-- begin Source text --
We can also make use of the **magnitude of f(x∗)**. If f(x∗) is far from zero, then this means that x∗ lies far from the hyperplane, and so we can be confident about our class assignment for x.

## The Maximal Margin Classifier

In general, if our data can be perfectly separated using a hyperplane, then there will in fact exist an infinite number of such hyperplanes. In order to construct a classifier based upon a separating hyperplane, we must have a reasonable way to **decide which** of the infinite possible separating hyperplanes to use.

A natural choice is the **maximal margin hyperplane** (also known as the optimal separating hyperplane), which is the separating hyperplane that is farthest from the training observations. 


**Steps**


- We can compute the **(perpendicular) distance** from each training observation to a given separating hyperplane; the smallest such distance is **the minimal distance from the observations to the hyperplane**, and is known as the **margin**.
-- end Source text --
-- begin Provided material --
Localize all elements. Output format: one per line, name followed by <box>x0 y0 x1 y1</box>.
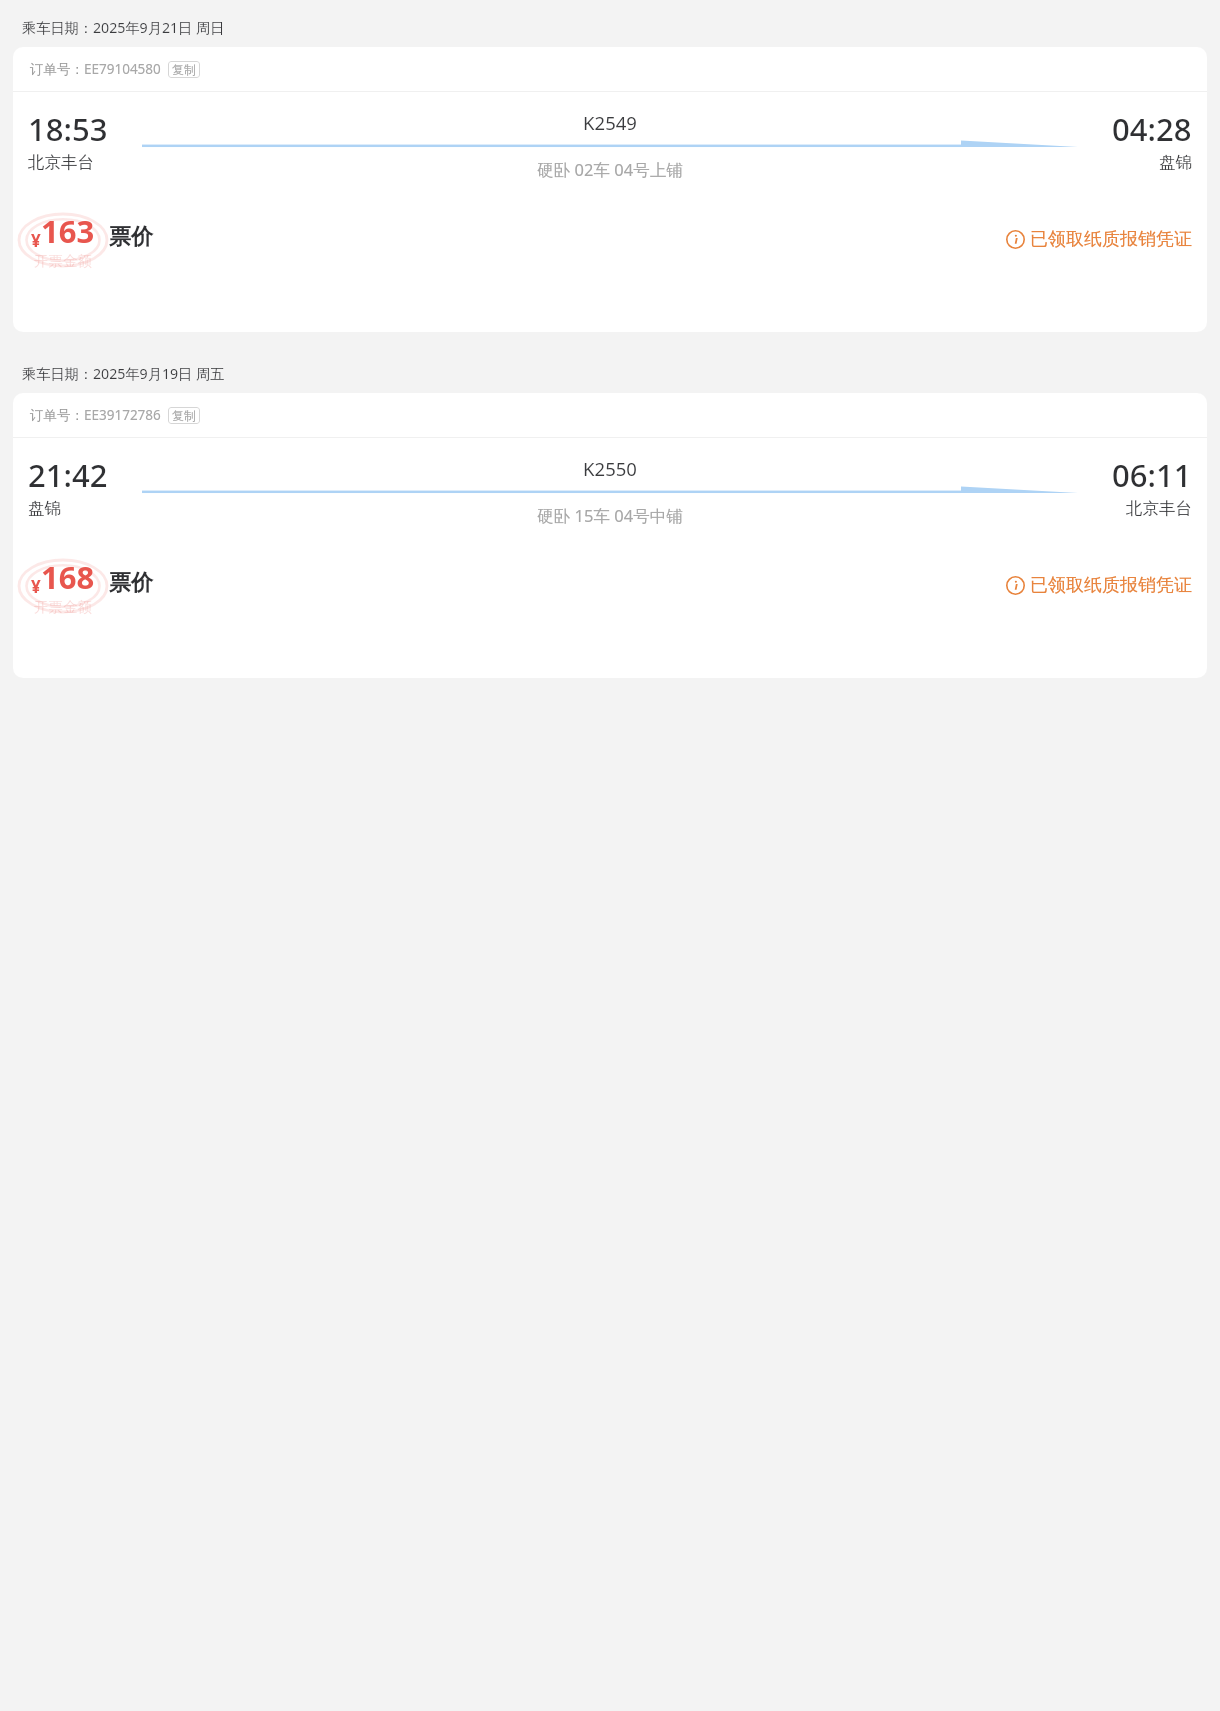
-- end Provided material --
* **Set exercise 1**: Using the passage on maximal margin classifiers, explain why a value of f(x∗) far from zero lets us be confident about the class assigned to x. Answer in one to three sentences.
* **Set exercise 2**:
Answer these from the passage on maximal margin classifiers:
(a) How many separating hyperplanes exist when the data can be perfectly separated by a hyperplane?
(b) What other name is given for the maximal margin hyperplane?
(c) What is the margin?
* **Set exercise 3**: Write out the passage on maximal margin classifiers from "## The Maximal" up to and including "the training observations.".

* **Exercise solution 1**: A value of f(x∗) far from zero means that x∗ lies far from the hyperplane. Because the point is not close to the separating boundary, we can be confident about its class assignment.

* **Exercise solution 2**:
(a) An infinite number.
(b) The optimal separating hyperplane.
(c) The smallest perpendicular distance from the training observations to a given separating hyperplane.

* **Exercise solution 3**:
## The Maximal Margin Classifier

In general, if our data can be perfectly separated using a hyperplane, then there will in fact exist an infinite number of such hyperplanes. In order to construct a classifier based upon a separating hyperplane, we must have a reasonable way to **decide which** of the infinite possible separating hyperplanes to use.

A natural choice is the **maximal margin hyperplane** (also known as the optimal separating hyperplane), which is the separating hyperplane that is farthest from the training observations.